_What is being asked:_
Carry none of the pictures over; set down the material below exactly.

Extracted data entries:
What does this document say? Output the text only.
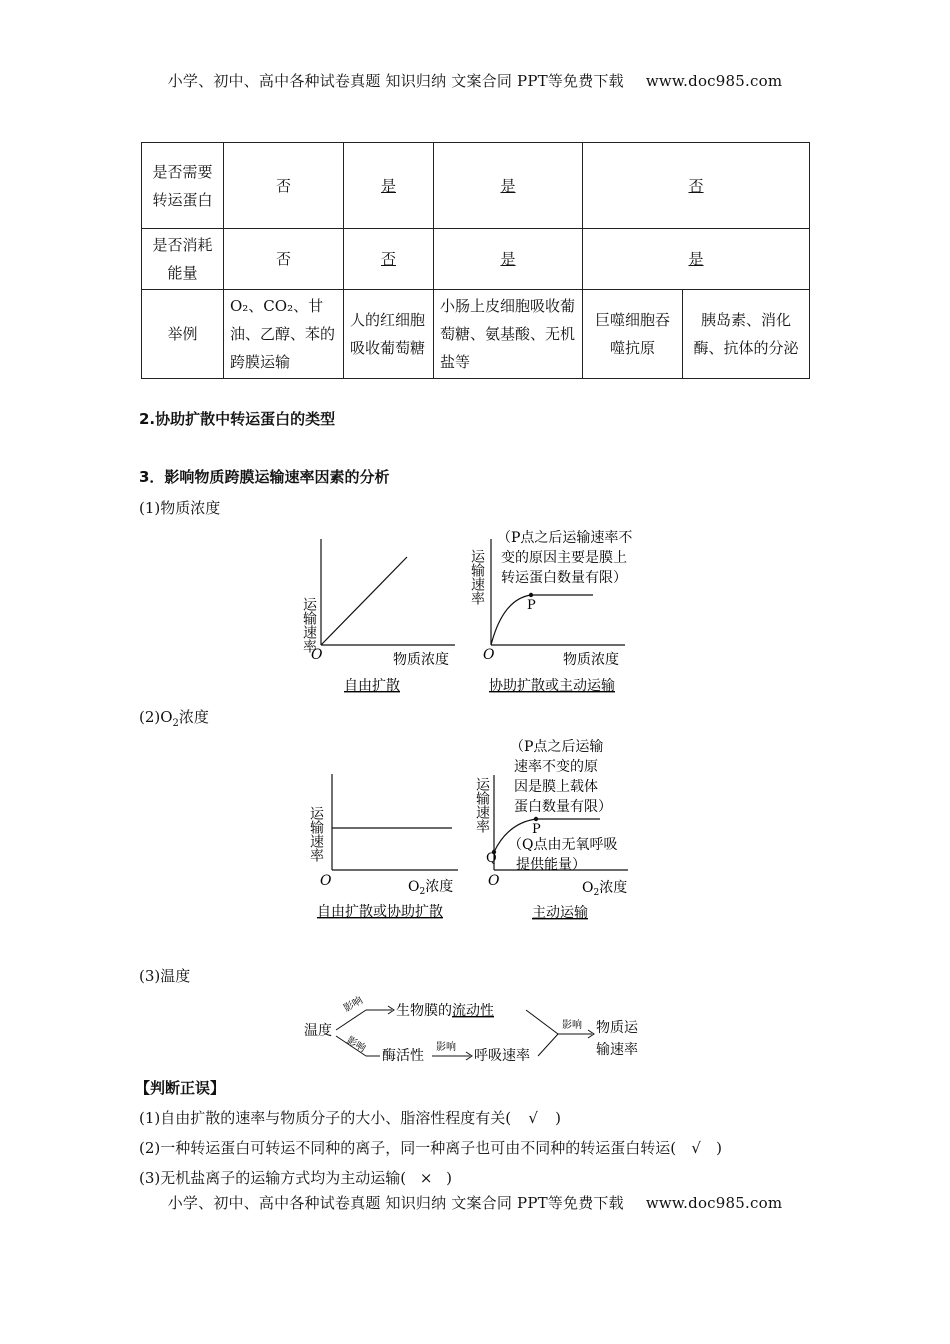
小学、初中、高中各种试卷真题 知识归纳 文案合同 PPT等免费下载 www.doc985.com
是否需要转运蛋白	否	是	是	否	
是否消耗能量	否	否	是	是	
举例	O₂、CO₂、甘油、乙醇、苯的跨膜运输	人的红细胞吸收葡萄糖	小肠上皮细胞吸收葡萄糖、氨基酸、无机盐等	巨噬细胞吞噬抗原	胰岛素、消化酶、抗体的分泌
2.协助扩散中转运蛋白的类型
3．影响物质跨膜运输速率因素的分析
(1)物质浓度
$(2)O_2$浓度
(3)温度
运输速率
O	物质浓度
自由扩散
P
运输速率
O	物质浓度
（P点之后运输速率不
变的原因主要是膜上
转运蛋白数量有限）
协助扩散或主动运输
运输速率
O	$O_2$浓度
自由扩散或协助扩散
P
Q
运输速率
O	$O_2$浓度
（P点之后运输
速率不变的原
因是膜上载体
蛋白数量有限）
（Q点由无氧呼吸
提供能量）
主动运输
温度
影响 生物膜的流动性
影响
酶活性
影响
呼吸速率
影响 物质运
输速率
【判断正误】
(1)自由扩散的速率与物质分子的大小、脂溶性程度有关( √ )
(2)一种转运蛋白可转运不同种的离子，同一种离子也可由不同种的转运蛋白转运( √ )
(3)无机盐离子的运输方式均为主动运输( × )
小学、初中、高中各种试卷真题 知识归纳 文案合同 PPT等免费下载 www.doc985.com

_Solution below:_
What does this document say? Output the text only.
小学、初中、高中各种试卷真题 知识归纳 文案合同 PPT等免费下载 www.doc985.com
是否需要转运蛋白	否	是	是	否	
是否消耗能量	否	否	是	是	
举例	O₂、CO₂、甘油、乙醇、苯的跨膜运输	人的红细胞吸收葡萄糖	小肠上皮细胞吸收葡萄糖、氨基酸、无机盐等	巨噬细胞吞噬抗原	胰岛素、消化酶、抗体的分泌
2.协助扩散中转运蛋白的类型
3．影响物质跨膜运输速率因素的分析
(1)物质浓度
$(2)O_2$浓度
(3)温度
运输速率
O	物质浓度
自由扩散
P
运输速率
O	物质浓度
（P点之后运输速率不
变的原因主要是膜上
转运蛋白数量有限）
协助扩散或主动运输
运输速率
O	$O_2$浓度
自由扩散或协助扩散
P
Q
运输速率
O	$O_2$浓度
（P点之后运输
速率不变的原
因是膜上载体
蛋白数量有限）
（Q点由无氧呼吸
提供能量）
主动运输
温度
影响 生物膜的流动性
影响
酶活性
影响
呼吸速率
影响 物质运
输速率
【判断正误】
(1)自由扩散的速率与物质分子的大小、脂溶性程度有关( √ )
(2)一种转运蛋白可转运不同种的离子，同一种离子也可由不同种的转运蛋白转运( √ )
(3)无机盐离子的运输方式均为主动运输( × )
小学、初中、高中各种试卷真题 知识归纳 文案合同 PPT等免费下载 www.doc985.com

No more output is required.